---------- Records provided ----------
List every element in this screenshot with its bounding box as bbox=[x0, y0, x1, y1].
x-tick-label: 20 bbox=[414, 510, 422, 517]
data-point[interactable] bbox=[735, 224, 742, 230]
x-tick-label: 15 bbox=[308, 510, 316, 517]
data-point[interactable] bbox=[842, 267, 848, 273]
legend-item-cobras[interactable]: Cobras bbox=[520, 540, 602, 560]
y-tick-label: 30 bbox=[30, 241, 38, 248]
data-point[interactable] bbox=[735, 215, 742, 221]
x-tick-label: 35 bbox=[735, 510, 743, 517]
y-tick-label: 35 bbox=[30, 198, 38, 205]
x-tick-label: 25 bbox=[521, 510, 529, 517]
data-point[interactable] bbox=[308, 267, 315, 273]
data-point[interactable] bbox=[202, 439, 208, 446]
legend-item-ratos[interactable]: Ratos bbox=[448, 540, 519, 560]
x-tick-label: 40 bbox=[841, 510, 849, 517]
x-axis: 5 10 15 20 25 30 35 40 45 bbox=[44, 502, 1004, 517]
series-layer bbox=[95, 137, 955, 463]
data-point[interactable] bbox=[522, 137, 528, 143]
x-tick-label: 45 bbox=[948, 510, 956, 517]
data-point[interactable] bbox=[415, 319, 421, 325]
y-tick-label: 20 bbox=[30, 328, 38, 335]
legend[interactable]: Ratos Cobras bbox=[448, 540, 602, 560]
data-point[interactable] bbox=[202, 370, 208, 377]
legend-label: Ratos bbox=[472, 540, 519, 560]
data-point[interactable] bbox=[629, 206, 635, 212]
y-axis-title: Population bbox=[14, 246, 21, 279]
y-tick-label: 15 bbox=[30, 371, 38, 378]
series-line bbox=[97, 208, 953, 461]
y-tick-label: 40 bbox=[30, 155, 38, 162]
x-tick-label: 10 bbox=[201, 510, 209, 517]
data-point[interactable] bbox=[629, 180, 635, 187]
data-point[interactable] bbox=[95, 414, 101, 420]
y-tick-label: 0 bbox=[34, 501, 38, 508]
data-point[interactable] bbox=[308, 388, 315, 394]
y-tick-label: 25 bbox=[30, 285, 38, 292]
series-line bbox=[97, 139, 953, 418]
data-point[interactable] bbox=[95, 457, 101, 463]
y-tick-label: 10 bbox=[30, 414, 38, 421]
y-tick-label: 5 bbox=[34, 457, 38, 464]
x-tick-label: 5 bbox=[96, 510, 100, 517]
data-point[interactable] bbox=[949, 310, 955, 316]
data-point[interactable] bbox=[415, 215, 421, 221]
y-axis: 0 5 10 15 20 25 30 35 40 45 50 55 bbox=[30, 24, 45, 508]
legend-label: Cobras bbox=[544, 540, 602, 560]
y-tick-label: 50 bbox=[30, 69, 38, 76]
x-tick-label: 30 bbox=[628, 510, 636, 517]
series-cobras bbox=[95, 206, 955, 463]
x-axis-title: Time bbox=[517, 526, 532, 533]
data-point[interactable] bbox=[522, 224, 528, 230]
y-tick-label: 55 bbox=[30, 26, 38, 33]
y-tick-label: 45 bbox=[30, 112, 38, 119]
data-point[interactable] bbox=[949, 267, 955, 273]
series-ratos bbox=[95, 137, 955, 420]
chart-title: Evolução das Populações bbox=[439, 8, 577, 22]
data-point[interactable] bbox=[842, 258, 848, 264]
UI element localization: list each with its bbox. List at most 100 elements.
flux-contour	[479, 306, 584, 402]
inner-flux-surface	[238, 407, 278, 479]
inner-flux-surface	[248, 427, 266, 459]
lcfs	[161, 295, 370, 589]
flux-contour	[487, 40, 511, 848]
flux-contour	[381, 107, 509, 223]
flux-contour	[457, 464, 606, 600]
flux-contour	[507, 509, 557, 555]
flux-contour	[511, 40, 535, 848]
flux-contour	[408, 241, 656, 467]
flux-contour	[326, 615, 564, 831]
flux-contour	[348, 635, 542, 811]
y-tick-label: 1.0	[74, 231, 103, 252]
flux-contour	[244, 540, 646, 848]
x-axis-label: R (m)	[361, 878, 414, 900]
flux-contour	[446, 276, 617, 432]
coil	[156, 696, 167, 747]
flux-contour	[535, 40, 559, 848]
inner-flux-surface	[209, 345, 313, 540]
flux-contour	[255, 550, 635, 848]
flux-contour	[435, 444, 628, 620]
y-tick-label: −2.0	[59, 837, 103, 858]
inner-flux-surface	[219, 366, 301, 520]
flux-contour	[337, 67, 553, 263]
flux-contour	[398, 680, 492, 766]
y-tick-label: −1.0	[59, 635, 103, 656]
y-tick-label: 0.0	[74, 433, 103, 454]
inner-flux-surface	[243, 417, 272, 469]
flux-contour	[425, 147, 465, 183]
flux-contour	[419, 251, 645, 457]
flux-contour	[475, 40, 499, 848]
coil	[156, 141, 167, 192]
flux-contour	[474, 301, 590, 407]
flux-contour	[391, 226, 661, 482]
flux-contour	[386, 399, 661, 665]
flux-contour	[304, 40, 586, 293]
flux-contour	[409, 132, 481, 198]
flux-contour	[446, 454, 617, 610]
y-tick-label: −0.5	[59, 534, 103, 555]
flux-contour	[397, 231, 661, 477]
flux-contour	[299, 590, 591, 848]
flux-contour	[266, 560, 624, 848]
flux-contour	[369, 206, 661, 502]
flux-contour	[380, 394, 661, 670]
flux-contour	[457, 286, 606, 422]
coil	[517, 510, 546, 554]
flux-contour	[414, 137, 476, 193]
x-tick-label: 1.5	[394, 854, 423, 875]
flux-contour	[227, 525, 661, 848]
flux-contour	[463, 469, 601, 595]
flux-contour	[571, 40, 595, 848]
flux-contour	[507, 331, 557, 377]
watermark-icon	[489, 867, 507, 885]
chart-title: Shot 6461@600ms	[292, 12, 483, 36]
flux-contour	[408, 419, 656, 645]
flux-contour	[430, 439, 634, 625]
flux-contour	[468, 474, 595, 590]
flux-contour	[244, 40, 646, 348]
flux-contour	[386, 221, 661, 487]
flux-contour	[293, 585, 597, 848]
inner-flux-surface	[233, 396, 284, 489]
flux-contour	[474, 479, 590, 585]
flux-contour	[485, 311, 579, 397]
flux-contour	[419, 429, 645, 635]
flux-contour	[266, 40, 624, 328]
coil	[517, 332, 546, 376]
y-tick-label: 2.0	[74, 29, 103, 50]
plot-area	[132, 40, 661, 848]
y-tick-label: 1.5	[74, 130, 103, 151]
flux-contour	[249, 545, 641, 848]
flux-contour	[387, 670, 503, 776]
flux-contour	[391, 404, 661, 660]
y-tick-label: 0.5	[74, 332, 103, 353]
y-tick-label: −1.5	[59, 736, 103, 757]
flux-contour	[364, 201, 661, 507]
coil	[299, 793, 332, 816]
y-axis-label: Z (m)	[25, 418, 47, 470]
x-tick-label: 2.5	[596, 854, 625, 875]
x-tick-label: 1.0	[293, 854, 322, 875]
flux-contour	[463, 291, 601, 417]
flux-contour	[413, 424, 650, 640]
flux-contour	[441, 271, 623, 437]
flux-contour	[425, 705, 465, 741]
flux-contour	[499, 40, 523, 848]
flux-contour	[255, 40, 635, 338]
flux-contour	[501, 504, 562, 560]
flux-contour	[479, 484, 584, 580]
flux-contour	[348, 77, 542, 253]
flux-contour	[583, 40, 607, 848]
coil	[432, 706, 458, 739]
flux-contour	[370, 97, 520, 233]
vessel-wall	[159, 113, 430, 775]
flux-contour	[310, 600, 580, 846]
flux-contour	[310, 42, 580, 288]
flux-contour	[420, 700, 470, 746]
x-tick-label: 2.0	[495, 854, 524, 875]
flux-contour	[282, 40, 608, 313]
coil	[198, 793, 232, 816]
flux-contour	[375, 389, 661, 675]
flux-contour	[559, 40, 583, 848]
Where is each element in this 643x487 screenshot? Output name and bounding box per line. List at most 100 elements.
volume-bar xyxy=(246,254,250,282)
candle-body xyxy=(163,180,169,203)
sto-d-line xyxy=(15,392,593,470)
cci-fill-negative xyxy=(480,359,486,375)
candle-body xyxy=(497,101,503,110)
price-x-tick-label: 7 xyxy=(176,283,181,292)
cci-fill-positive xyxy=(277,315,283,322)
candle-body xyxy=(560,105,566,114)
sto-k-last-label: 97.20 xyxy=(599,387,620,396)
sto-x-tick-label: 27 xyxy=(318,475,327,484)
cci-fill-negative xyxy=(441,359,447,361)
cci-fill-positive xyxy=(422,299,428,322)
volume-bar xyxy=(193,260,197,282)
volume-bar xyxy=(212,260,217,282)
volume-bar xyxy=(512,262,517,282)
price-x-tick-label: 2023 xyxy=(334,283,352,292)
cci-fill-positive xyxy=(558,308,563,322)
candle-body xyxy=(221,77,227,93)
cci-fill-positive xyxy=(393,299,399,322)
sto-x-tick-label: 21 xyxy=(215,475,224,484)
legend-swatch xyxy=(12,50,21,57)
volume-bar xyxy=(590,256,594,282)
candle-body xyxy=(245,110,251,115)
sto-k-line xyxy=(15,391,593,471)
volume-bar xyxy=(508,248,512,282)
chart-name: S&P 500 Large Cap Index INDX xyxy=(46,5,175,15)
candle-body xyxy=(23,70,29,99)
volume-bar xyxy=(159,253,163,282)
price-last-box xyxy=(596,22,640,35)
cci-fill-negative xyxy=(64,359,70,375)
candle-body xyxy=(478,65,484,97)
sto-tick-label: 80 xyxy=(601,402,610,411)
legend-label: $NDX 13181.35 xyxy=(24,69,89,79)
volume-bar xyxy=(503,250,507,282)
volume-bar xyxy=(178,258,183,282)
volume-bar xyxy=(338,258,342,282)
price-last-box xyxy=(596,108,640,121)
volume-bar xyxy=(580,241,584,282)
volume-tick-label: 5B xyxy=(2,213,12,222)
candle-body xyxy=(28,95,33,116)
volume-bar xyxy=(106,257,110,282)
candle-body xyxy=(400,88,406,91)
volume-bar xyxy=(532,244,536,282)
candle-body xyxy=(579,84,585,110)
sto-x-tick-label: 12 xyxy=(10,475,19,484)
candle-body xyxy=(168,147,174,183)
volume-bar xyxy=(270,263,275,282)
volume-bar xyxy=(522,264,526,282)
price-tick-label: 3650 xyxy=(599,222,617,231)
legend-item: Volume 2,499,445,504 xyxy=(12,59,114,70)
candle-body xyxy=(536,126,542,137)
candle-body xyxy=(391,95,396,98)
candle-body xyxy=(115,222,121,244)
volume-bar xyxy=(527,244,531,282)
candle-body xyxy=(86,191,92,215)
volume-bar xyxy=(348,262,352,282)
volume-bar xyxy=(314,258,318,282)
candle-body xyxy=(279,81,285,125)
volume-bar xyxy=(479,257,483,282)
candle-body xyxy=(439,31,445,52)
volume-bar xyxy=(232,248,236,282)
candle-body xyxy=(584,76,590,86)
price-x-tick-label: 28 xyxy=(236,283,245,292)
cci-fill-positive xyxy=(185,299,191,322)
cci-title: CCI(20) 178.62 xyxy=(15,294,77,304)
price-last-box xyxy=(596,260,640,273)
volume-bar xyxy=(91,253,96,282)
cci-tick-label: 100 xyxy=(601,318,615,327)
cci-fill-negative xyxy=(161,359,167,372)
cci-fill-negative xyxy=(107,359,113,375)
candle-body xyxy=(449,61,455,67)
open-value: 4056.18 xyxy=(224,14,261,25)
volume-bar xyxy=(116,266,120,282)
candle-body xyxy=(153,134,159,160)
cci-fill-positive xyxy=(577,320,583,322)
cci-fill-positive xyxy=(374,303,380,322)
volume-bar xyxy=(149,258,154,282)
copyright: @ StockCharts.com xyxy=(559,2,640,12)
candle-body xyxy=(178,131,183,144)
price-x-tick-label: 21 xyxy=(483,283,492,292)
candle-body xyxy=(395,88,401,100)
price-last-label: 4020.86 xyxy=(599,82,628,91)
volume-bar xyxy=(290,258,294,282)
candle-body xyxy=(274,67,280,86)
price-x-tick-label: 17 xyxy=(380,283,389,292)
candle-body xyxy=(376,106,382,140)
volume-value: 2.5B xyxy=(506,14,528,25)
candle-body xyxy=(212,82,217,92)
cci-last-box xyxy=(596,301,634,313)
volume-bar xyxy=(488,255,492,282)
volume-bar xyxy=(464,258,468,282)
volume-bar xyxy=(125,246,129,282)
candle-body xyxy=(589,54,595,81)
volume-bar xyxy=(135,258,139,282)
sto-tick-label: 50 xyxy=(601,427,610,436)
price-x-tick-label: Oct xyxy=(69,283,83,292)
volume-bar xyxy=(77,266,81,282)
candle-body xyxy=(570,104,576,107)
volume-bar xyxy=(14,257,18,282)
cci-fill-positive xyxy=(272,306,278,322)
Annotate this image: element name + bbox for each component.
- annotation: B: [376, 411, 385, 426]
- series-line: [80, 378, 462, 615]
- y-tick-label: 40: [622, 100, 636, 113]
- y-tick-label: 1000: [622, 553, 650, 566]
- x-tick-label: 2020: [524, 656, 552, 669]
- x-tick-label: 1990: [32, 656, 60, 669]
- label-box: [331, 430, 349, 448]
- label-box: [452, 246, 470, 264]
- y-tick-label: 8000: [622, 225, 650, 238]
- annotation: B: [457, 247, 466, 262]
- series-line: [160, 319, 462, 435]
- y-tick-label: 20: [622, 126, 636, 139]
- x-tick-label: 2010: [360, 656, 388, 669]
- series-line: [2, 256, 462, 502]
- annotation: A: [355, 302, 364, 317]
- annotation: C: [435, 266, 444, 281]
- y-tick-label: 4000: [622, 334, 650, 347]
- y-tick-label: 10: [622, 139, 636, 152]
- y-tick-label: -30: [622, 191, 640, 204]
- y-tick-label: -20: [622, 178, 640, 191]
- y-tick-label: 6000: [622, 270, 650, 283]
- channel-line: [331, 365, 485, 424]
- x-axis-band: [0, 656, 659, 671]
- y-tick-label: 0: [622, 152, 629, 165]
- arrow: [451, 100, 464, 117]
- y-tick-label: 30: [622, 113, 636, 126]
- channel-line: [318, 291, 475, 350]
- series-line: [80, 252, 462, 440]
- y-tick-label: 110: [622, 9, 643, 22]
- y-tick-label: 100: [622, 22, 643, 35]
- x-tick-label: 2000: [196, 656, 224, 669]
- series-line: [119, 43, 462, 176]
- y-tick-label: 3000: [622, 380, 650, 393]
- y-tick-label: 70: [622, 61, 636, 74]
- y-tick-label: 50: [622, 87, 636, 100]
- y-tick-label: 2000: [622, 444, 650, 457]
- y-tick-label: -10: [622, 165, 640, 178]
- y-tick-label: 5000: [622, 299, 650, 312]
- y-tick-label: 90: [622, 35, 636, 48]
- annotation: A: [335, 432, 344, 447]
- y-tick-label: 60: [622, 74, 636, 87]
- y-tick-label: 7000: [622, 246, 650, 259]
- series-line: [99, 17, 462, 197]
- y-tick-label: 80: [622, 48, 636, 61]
----------
**Problem details:**
Reproduce the material from its first line through the line containing "y-axis: 0 5", substituting "marker" for every "data-point" and leaving everything else unchanged.

**Output for this task:**
List every element in this screenshot with its bounding box as bbox=[x0, y0, x1, y1].
x-tick-label: 20 bbox=[414, 510, 422, 517]
marker[interactable] bbox=[735, 224, 742, 230]
x-tick-label: 15 bbox=[308, 510, 316, 517]
marker[interactable] bbox=[842, 267, 848, 273]
legend-item-cobras[interactable]: Cobras bbox=[520, 540, 602, 560]
y-tick-label: 30 bbox=[30, 241, 38, 248]
marker[interactable] bbox=[735, 215, 742, 221]
x-tick-label: 35 bbox=[735, 510, 743, 517]
y-tick-label: 35 bbox=[30, 198, 38, 205]
x-tick-label: 25 bbox=[521, 510, 529, 517]
marker[interactable] bbox=[308, 267, 315, 273]
marker[interactable] bbox=[202, 439, 208, 446]
legend-item-ratos[interactable]: Ratos bbox=[448, 540, 519, 560]
x-tick-label: 40 bbox=[841, 510, 849, 517]
x-axis: 5 10 15 20 25 30 35 40 45 bbox=[44, 502, 1004, 517]
series-layer bbox=[95, 137, 955, 463]
marker[interactable] bbox=[522, 137, 528, 143]
x-tick-label: 45 bbox=[948, 510, 956, 517]
marker[interactable] bbox=[415, 319, 421, 325]
y-tick-label: 20 bbox=[30, 328, 38, 335]
legend[interactable]: Ratos Cobras bbox=[448, 540, 602, 560]
marker[interactable] bbox=[202, 370, 208, 377]
legend-label: Ratos bbox=[472, 540, 519, 560]
marker[interactable] bbox=[629, 206, 635, 212]
y-axis-title: Population bbox=[14, 246, 21, 279]
y-tick-label: 15 bbox=[30, 371, 38, 378]
series-line bbox=[97, 208, 953, 461]
y-tick-label: 40 bbox=[30, 155, 38, 162]
x-tick-label: 10 bbox=[201, 510, 209, 517]
marker[interactable] bbox=[629, 180, 635, 187]
marker[interactable] bbox=[95, 414, 101, 420]
y-tick-label: 0 bbox=[34, 501, 38, 508]
marker[interactable] bbox=[308, 388, 315, 394]
y-tick-label: 25 bbox=[30, 285, 38, 292]
series-line bbox=[97, 139, 953, 418]
marker[interactable] bbox=[95, 457, 101, 463]
y-tick-label: 10 bbox=[30, 414, 38, 421]
y-tick-label: 5 bbox=[34, 457, 38, 464]
x-tick-label: 5 bbox=[96, 510, 100, 517]
marker[interactable] bbox=[949, 310, 955, 316]
marker[interactable] bbox=[415, 215, 421, 221]
y-axis: 0 5 10 15 20 25 30 35 40 45 50 55 bbox=[30, 24, 45, 508]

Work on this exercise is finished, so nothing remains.